Directions:
Copy out every line in which the string "want" occurs.

(Data entries)
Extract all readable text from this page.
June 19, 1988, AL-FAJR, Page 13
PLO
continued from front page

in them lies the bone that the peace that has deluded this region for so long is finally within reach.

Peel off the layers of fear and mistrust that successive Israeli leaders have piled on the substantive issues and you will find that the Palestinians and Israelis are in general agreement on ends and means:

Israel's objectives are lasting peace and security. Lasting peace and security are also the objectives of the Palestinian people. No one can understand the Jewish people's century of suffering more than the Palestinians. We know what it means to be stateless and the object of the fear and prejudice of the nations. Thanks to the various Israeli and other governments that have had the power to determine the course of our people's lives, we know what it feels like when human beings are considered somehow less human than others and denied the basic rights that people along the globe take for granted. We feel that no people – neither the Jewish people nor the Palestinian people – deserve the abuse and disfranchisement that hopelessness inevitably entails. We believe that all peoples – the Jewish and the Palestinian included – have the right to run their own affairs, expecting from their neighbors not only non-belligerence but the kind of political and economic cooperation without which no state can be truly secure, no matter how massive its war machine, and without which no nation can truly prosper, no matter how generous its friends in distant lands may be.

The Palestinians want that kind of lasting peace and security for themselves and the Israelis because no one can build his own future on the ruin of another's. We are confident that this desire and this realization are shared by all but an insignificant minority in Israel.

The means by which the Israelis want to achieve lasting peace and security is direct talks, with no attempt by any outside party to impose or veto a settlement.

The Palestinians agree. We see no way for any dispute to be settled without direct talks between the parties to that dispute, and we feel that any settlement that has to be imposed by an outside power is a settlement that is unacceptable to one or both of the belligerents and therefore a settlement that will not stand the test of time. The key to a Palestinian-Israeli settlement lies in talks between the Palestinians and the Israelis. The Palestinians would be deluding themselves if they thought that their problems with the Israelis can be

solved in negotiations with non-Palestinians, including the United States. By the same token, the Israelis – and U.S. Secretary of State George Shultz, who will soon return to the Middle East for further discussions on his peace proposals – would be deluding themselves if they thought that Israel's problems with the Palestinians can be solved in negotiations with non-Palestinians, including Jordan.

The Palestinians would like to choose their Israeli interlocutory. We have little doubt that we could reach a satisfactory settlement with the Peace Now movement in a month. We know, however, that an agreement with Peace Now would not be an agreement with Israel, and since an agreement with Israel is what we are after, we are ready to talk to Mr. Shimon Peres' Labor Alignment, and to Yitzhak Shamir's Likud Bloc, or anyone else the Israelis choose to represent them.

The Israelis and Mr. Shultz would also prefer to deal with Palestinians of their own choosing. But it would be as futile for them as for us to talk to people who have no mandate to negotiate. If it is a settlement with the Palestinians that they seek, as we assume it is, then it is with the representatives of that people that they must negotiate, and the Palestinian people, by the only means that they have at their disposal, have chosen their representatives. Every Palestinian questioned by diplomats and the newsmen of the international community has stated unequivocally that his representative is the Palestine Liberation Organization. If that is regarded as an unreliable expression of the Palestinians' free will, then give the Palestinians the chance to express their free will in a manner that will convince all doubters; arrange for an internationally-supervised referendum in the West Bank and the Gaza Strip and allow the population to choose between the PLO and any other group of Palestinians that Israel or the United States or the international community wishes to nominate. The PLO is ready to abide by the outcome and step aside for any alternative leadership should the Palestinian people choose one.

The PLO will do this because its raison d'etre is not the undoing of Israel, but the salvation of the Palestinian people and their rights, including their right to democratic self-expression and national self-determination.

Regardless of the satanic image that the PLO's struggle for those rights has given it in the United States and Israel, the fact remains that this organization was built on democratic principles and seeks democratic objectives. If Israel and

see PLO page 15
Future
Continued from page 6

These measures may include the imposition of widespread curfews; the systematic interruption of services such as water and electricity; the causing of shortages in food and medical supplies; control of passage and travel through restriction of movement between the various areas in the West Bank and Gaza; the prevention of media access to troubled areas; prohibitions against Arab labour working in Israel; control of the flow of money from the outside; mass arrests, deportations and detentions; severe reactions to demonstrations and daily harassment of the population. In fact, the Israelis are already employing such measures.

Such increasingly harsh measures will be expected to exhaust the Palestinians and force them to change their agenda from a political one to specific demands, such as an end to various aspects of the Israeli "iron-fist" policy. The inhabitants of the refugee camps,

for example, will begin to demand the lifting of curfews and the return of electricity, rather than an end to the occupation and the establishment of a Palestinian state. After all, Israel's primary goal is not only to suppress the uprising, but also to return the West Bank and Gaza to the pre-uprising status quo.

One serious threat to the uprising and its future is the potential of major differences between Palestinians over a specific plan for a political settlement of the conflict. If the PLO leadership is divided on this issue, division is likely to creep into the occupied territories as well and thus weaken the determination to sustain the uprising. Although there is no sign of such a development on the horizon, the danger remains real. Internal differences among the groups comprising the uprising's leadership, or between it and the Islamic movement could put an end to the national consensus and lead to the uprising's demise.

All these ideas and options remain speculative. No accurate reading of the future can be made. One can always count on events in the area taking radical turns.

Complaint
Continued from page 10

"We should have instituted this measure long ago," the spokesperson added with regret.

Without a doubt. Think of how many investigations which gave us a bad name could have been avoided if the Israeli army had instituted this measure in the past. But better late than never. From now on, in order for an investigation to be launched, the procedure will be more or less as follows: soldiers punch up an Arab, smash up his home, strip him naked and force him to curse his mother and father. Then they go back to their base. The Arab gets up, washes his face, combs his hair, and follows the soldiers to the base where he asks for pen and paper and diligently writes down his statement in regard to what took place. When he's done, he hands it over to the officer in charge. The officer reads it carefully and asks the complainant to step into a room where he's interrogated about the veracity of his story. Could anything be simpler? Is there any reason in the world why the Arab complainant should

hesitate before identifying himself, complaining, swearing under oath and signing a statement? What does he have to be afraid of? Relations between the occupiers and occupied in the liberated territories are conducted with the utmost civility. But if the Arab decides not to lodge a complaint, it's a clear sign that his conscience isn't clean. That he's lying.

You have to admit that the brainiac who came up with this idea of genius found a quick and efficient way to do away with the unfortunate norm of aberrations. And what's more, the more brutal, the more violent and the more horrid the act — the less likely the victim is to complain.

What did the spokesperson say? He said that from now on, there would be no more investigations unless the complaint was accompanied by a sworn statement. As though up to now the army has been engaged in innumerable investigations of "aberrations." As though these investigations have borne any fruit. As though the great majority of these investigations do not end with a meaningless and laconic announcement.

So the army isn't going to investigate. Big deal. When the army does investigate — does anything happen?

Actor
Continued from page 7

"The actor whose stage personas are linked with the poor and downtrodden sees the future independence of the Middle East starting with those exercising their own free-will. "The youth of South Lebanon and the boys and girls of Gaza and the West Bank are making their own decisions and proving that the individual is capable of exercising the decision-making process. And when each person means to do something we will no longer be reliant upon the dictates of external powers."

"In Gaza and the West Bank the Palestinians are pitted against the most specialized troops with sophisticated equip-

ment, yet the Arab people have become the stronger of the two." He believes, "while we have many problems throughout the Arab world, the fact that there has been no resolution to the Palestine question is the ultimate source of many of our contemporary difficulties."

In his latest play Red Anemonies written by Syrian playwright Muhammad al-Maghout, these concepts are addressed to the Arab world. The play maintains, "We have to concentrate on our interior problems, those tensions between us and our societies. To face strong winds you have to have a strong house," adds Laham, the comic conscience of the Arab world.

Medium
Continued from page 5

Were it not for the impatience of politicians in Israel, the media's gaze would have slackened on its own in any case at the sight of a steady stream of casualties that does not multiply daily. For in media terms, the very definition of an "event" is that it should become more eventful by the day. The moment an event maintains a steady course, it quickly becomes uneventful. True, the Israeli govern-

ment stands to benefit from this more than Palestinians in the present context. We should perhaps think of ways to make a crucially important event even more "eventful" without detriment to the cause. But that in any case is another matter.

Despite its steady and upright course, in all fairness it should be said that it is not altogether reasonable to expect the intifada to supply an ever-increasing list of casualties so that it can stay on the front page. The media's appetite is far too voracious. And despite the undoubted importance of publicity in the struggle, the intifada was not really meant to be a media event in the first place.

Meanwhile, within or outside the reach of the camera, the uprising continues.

Result:
The Palestinians want that kind of lasting peace and security for themselves and the Israelis because no one can build his own future on the ruin of another's. We are confident that this desire and this realization are shared by all but an insignificant minority in Israel.
The means by which the Israelis want to achieve lasting peace and security is direct talks, with no attempt by any outside party to impose or veto a settlement.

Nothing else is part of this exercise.